Exercise A:
In the passage on the effect of water on the nanostructure, switch "round particles" to "spherical particles" and reproduce the part that opens with the words "Water in glycols" and closes with "into individual crystallites.".
Exercise B:
Convert the records, from the line containing "y-axis-title: Gramm / L — [89, 330, 112, 473]" through the end of the records, into a JSON list of strings with one string per line, leaving out blank lines.

Effect of water on the nanostructure

Water in glycols plays an important role in the formation of the hierarchical structures, and by controlling the volume ratio of EG to water, one can vary the morphology of the ZnO particles. We find the following three effects of EG in the above-referenced studies (see table 1):

• EG restricts the growth of ZnO microcrystals, probably via the capping effect.

• EG promotes the self-assembly of small crystallites into round particles. At small EG/W ratios the aggregates separate into individual crystallites.

• High water content in EG results in hollow spheres, and the cavity size increases with decreasing EG/W ratio.

Figure 4 shows SEM photographs of ZnO particles grown at different EG/W ratios by Ghoshal et al [33]. Microrods with diameters of 4−12 μm and lengths of 10−20 μm were precipitated at EG/W=0.2. With increasing EG content, the growth rate along the c-axis decreased and hexagonal plates were formed due to the capping effect. Hexagonal plates with a diameter of about 5−12 μm and a thickness of about 2−4 μm were obtained at EG/W=0.5, and doughnut-shaped particles were formed at EG/W>1. As the EG/W ratio increased, the sizes of the constituent plates and of the hole in ZnO doughnuts decreased, and at EG/W=5, almost spherical particles with a small hole were obtained.

Input:
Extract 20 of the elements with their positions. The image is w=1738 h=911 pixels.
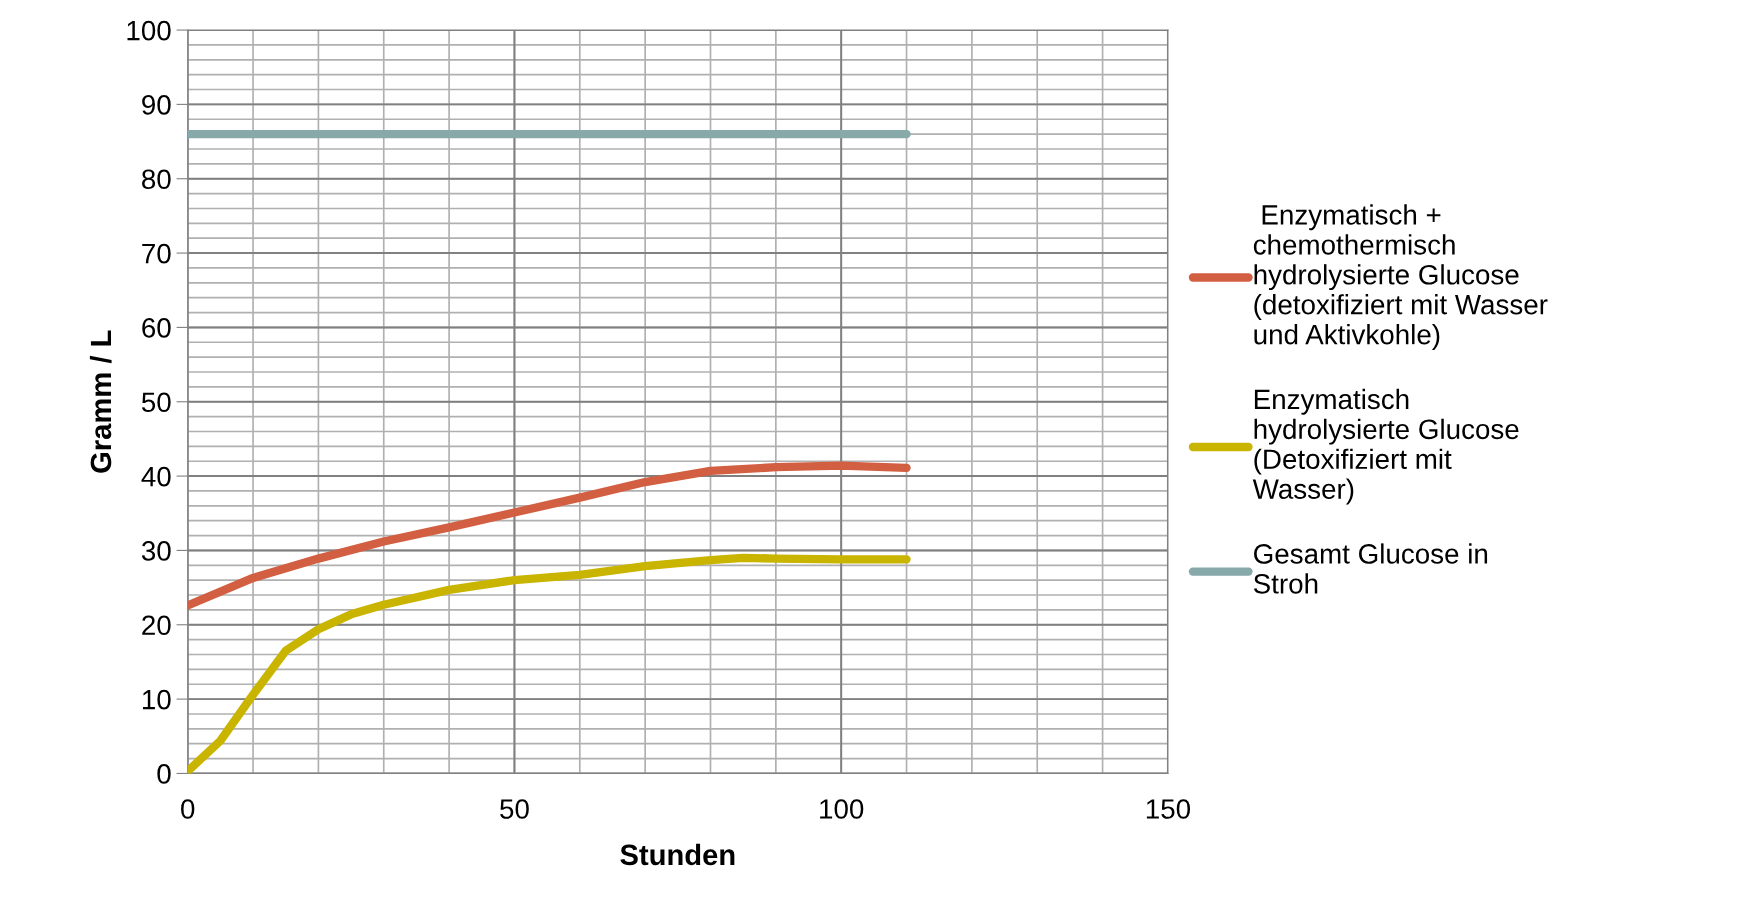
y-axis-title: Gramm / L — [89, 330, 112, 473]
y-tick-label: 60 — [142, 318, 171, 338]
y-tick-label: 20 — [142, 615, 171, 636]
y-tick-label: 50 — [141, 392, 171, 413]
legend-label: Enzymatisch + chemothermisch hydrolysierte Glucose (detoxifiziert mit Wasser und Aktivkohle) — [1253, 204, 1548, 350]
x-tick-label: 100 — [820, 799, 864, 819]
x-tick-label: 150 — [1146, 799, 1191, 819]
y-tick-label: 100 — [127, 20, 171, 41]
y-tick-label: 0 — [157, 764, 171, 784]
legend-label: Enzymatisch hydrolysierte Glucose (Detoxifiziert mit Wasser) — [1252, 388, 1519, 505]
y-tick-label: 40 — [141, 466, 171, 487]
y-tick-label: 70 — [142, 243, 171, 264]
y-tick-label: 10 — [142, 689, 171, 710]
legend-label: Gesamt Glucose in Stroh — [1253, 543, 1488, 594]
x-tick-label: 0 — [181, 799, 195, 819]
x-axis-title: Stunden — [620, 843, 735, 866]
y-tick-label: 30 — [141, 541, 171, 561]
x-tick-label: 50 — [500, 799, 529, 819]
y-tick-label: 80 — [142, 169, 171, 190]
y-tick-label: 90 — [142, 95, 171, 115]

Complete response A:
Water in glycols plays an important role in the formation of the hierarchical structures, and by controlling the volume ratio of EG to water, one can vary the morphology of the ZnO particles. We find the following three effects of EG in the above-referenced studies (see table 1):

• EG restricts the growth of ZnO microcrystals, probably via the capping effect.

• EG promotes the self-assembly of small crystallites into spherical particles. At small EG/W ratios the aggregates separate into individual crystallites.

Complete response B:
[
  "y-axis-title: Gramm / L — [89, 330, 112, 473]",
  "y-tick-label: 60 — [142, 318, 171, 338]",
  "y-tick-label: 20 — [142, 615, 171, 636]",
  "y-tick-label: 50 — [141, 392, 171, 413]",
  "legend-label: Enzymatisch + chemothermisch hydrolysierte Glucose (detoxifiziert mit Wasser und Aktivkohle) — [1253, 204, 1548, 350]",
  "x-tick-label: 100 — [820, 799, 864, 819]",
  "x-tick-label: 150 — [1146, 799, 1191, 819]",
  "y-tick-label: 100 — [127, 20, 171, 41]",
  "y-tick-label: 0 — [157, 764, 171, 784]",
  "legend-label: Enzymatisch hydrolysierte Glucose (Detoxifiziert mit Wasser) — [1252, 388, 1519, 505]",
  "y-tick-label: 40 — [141, 466, 171, 487]",
  "y-tick-label: 70 — [142, 243, 171, 264]",
  "y-tick-label: 10 — [142, 689, 171, 710]",
  "legend-label: Gesamt Glucose in Stroh — [1253, 543, 1488, 594]",
  "x-tick-label: 0 — [181, 799, 195, 819]",
  "x-axis-title: Stunden — [620, 843, 735, 866]",
  "y-tick-label: 30 — [141, 541, 171, 561]",
  "x-tick-label: 50 — [500, 799, 529, 819]",
  "y-tick-label: 80 — [142, 169, 171, 190]",
  "y-tick-label: 90 — [142, 95, 171, 115]"
]